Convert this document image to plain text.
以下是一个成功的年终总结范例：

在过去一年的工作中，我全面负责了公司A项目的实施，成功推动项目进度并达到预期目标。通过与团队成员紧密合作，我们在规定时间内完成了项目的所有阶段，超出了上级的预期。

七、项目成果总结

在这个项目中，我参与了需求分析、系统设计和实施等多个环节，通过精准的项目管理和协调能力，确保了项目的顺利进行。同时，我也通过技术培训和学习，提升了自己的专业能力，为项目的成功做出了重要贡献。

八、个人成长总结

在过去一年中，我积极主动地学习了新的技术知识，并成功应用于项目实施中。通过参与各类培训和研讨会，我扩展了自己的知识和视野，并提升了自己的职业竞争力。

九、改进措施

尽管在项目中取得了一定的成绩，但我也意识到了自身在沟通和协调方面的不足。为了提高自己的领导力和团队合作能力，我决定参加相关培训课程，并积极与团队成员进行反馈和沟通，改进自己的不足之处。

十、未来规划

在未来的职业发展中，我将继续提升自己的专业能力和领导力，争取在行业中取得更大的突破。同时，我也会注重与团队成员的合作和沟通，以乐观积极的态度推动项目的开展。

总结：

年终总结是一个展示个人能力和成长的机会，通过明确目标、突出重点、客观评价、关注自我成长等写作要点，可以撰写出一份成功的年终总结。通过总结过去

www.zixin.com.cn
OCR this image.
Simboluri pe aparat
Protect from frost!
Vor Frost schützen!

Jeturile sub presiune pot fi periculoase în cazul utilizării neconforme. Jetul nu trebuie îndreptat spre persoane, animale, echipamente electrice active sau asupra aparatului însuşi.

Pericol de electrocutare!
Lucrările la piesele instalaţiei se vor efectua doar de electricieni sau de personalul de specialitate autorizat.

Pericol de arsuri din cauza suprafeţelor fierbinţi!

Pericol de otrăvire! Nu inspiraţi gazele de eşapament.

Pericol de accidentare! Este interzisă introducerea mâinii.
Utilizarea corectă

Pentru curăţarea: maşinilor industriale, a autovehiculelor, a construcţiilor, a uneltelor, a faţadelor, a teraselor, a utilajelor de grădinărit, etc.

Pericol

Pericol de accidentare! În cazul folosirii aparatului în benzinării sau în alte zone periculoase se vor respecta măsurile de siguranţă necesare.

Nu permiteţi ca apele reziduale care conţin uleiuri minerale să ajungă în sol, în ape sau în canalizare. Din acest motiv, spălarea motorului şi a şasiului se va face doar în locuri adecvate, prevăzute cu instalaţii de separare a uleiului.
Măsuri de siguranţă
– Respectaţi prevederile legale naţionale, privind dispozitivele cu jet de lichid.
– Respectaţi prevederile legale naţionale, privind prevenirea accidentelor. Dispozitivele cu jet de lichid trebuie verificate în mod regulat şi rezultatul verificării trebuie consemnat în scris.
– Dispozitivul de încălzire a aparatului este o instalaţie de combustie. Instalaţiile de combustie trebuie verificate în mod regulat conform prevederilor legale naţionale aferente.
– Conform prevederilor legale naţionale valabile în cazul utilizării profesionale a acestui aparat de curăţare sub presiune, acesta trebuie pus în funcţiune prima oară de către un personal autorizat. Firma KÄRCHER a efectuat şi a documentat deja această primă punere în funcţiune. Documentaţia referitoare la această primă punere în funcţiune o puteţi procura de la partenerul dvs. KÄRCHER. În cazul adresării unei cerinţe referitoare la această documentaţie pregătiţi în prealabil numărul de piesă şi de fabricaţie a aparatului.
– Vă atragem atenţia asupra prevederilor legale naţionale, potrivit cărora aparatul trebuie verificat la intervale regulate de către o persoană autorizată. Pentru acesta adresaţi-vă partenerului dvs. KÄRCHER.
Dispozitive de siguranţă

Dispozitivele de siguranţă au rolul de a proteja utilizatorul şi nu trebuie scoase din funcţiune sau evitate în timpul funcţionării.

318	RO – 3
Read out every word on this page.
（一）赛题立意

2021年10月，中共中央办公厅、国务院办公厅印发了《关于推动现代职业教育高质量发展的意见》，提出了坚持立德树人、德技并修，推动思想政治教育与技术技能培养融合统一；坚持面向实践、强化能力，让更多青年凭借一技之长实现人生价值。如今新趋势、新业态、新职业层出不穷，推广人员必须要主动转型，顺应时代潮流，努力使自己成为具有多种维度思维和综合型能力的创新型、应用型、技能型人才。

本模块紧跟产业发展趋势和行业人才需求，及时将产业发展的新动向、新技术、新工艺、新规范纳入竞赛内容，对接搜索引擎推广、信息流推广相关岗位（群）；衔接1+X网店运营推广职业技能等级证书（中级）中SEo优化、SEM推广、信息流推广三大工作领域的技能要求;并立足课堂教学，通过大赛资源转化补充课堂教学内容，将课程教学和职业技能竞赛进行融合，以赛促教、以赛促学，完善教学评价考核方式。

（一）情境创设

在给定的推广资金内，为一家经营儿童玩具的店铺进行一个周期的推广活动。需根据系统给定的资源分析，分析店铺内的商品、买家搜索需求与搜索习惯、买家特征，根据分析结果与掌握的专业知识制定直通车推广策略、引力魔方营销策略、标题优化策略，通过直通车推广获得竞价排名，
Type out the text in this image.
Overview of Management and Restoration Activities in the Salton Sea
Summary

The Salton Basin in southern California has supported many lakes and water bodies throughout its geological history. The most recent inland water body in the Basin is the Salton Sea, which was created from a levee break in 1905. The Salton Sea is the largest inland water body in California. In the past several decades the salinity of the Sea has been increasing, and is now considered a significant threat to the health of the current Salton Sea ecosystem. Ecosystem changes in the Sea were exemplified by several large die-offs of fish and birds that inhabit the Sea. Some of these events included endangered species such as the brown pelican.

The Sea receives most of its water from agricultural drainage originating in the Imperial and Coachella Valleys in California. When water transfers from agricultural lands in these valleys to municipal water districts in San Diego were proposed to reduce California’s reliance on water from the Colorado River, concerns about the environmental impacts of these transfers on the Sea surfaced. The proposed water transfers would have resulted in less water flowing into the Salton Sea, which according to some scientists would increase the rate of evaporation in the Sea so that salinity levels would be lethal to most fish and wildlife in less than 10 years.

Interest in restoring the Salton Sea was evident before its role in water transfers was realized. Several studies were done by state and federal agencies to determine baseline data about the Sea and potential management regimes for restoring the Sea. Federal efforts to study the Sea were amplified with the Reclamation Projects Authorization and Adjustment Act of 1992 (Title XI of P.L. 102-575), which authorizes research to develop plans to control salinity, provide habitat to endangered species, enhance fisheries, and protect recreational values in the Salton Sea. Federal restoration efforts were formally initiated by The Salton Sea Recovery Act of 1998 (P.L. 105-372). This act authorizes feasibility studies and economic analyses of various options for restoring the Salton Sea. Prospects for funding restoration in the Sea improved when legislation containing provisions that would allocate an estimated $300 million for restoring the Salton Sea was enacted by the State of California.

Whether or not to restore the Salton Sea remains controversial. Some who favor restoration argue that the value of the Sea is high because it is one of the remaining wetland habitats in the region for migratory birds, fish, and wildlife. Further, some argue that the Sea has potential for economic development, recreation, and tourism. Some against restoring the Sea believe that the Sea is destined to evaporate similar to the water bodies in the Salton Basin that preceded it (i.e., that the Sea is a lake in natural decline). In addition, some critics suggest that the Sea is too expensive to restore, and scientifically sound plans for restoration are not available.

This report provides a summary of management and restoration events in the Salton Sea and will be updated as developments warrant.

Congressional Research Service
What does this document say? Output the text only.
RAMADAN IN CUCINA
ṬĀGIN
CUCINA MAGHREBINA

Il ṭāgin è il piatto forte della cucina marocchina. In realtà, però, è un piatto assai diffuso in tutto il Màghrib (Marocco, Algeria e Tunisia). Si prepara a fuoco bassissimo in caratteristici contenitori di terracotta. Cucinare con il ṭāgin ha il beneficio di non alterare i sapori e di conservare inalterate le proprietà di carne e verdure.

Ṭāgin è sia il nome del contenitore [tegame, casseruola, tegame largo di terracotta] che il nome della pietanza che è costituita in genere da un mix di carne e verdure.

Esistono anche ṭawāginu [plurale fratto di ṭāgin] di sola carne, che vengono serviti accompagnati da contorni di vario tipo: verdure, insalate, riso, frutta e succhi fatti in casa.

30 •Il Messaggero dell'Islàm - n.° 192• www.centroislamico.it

• _Your objective_:
Scan the material above. Extract every line in which the word "periculoase" occurs.

• _Exercise output_:
Jeturile sub presiune pot fi periculoase în cazul utilizării neconforme. Jetul nu trebuie îndreptat spre persoane, animale, echipamente electrice active sau asupra aparatului însuşi.
Pericol de accidentare! În cazul folosirii aparatului în benzinării sau în alte zone periculoase se vor respecta măsurile de siguranţă necesare.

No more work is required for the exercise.